GIVEN INSTRUCTION -
Filter the entries that follow, copying every line in which the word "JSON" appears.

EXERCISE INPUT -
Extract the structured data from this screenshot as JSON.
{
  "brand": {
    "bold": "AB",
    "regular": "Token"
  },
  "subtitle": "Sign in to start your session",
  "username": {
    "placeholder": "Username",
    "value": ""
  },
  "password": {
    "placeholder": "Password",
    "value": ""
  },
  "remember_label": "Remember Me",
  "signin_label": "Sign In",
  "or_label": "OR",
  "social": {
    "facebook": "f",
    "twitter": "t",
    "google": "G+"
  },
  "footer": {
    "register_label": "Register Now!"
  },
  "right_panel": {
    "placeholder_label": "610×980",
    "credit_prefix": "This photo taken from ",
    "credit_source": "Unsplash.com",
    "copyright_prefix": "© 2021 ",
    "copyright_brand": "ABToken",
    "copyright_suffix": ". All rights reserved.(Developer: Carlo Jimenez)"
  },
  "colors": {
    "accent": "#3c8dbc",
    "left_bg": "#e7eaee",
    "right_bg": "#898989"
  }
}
---
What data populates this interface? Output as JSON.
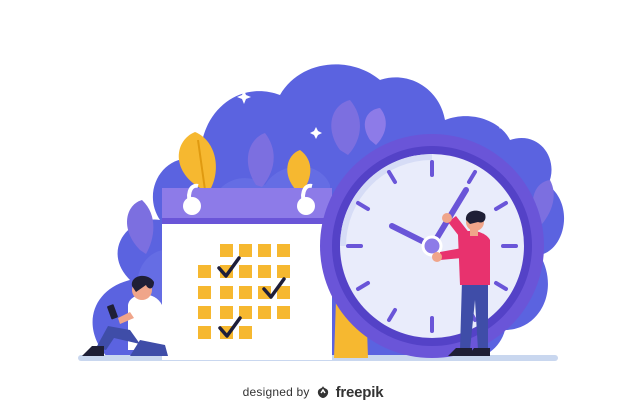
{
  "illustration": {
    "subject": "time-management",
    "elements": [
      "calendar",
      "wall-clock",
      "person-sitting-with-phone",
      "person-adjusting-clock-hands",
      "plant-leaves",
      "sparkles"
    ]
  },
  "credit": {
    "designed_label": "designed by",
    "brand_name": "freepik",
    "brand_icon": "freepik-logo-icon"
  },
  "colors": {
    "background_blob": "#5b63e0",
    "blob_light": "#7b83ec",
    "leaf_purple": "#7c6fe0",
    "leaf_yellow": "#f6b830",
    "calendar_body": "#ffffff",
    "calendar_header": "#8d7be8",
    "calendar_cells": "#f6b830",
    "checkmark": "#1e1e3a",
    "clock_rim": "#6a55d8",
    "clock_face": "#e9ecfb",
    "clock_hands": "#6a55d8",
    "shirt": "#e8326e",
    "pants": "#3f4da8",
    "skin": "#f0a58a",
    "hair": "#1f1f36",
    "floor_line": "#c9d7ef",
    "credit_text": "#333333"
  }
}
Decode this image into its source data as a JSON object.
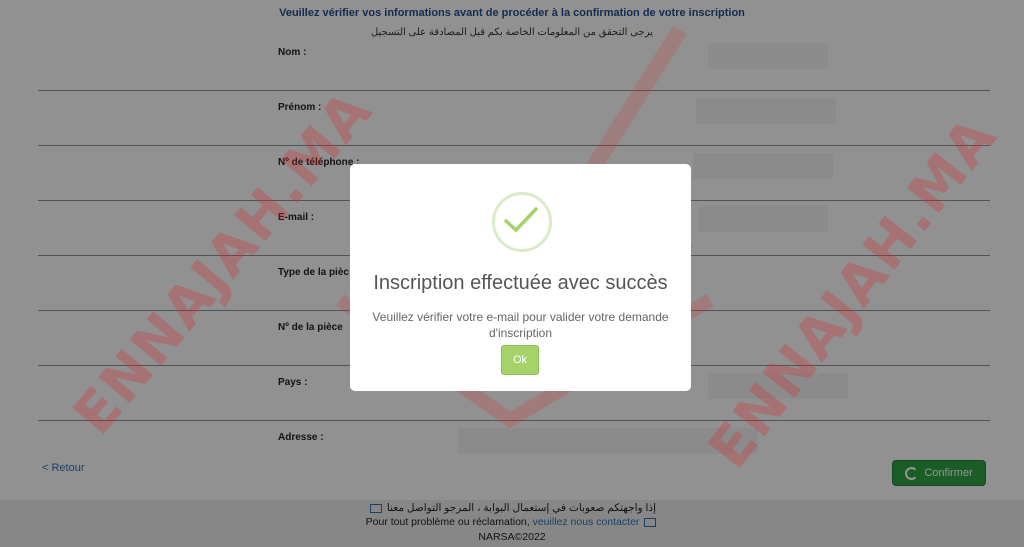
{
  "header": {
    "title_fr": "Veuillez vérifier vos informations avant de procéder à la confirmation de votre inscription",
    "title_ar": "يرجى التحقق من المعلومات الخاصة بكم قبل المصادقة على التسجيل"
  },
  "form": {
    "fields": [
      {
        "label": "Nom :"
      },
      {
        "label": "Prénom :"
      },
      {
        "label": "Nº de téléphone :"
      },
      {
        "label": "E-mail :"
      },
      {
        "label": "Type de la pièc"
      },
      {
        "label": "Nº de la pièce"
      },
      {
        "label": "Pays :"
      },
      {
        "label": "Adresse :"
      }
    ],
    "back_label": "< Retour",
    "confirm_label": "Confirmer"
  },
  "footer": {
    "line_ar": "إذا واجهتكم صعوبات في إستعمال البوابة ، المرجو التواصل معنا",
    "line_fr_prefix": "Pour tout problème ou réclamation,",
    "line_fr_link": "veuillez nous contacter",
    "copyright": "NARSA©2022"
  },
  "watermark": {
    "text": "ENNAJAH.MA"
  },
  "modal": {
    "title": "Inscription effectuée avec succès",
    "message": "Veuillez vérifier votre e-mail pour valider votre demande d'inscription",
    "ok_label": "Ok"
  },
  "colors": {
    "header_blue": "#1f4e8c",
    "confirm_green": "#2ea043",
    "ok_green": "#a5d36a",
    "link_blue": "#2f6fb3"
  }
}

IN RESPONSE -
Extract the structured data from this screenshot as JSON.
What data populates this interface? Output as JSON.
Decode this image into its source data as a JSON object.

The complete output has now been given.